* Start *

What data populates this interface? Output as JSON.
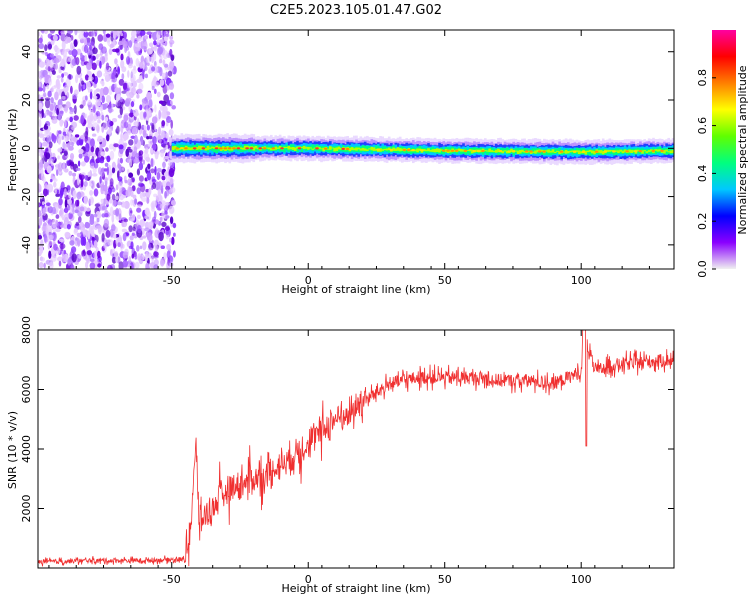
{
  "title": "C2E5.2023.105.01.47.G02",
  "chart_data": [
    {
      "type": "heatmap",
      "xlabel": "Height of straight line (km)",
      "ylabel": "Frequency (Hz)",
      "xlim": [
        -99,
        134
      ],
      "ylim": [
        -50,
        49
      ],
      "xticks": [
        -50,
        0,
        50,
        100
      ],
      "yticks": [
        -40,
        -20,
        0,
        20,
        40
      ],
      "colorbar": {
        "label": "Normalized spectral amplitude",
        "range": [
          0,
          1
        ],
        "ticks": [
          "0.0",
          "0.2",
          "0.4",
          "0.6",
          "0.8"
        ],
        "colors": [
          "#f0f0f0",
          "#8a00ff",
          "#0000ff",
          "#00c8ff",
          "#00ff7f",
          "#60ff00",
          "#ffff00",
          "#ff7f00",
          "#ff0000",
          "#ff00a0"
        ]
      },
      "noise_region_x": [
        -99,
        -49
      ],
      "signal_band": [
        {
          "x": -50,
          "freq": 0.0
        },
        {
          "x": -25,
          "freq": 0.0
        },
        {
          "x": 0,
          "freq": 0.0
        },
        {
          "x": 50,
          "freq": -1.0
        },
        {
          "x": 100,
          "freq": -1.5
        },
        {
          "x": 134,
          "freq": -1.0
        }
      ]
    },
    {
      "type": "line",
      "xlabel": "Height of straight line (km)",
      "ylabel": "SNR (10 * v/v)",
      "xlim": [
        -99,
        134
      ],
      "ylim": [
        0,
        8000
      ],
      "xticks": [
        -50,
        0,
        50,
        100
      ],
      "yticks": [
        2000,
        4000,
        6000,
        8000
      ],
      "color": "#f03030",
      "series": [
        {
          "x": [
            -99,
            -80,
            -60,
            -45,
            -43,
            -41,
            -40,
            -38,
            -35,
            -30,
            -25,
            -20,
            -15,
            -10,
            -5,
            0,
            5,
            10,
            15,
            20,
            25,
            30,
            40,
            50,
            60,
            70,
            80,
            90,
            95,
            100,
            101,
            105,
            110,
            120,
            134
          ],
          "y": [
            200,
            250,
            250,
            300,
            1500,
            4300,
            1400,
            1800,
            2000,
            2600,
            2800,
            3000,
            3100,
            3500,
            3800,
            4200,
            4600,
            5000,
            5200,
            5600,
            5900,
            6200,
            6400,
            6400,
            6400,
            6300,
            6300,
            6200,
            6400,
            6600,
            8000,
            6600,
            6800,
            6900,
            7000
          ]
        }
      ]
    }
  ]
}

* End *

**THE TASK**
Return each line from the material above exactly, but not the pictures.

**REPLY**
What data populates this interface? Output as JSON.
{
  "title": "C2E5.2023.105.01.47.G02",
  "chart_data": [
    {
      "type": "heatmap",
      "xlabel": "Height of straight line (km)",
      "ylabel": "Frequency (Hz)",
      "xlim": [
        -99,
        134
      ],
      "ylim": [
        -50,
        49
      ],
      "xticks": [
        -50,
        0,
        50,
        100
      ],
      "yticks": [
        -40,
        -20,
        0,
        20,
        40
      ],
      "colorbar": {
        "label": "Normalized spectral amplitude",
        "range": [
          0,
          1
        ],
        "ticks": [
          "0.0",
          "0.2",
          "0.4",
          "0.6",
          "0.8"
        ],
        "colors": [
          "#f0f0f0",
          "#8a00ff",
          "#0000ff",
          "#00c8ff",
          "#00ff7f",
          "#60ff00",
          "#ffff00",
          "#ff7f00",
          "#ff0000",
          "#ff00a0"
        ]
      },
      "noise_region_x": [
        -99,
        -49
      ],
      "signal_band": [
        {
          "x": -50,
          "freq": 0.0
        },
        {
          "x": -25,
          "freq": 0.0
        },
        {
          "x": 0,
          "freq": 0.0
        },
        {
          "x": 50,
          "freq": -1.0
        },
        {
          "x": 100,
          "freq": -1.5
        },
        {
          "x": 134,
          "freq": -1.0
        }
      ]
    },
    {
      "type": "line",
      "xlabel": "Height of straight line (km)",
      "ylabel": "SNR (10 * v/v)",
      "xlim": [
        -99,
        134
      ],
      "ylim": [
        0,
        8000
      ],
      "xticks": [
        -50,
        0,
        50,
        100
      ],
      "yticks": [
        2000,
        4000,
        6000,
        8000
      ],
      "color": "#f03030",
      "series": [
        {
          "x": [
            -99,
            -80,
            -60,
            -45,
            -43,
            -41,
            -40,
            -38,
            -35,
            -30,
            -25,
            -20,
            -15,
            -10,
            -5,
            0,
            5,
            10,
            15,
            20,
            25,
            30,
            40,
            50,
            60,
            70,
            80,
            90,
            95,
            100,
            101,
            105,
            110,
            120,
            134
          ],
          "y": [
            200,
            250,
            250,
            300,
            1500,
            4300,
            1400,
            1800,
            2000,
            2600,
            2800,
            3000,
            3100,
            3500,
            3800,
            4200,
            4600,
            5000,
            5200,
            5600,
            5900,
            6200,
            6400,
            6400,
            6400,
            6300,
            6300,
            6200,
            6400,
            6600,
            8000,
            6600,
            6800,
            6900,
            7000
          ]
        }
      ]
    }
  ]
}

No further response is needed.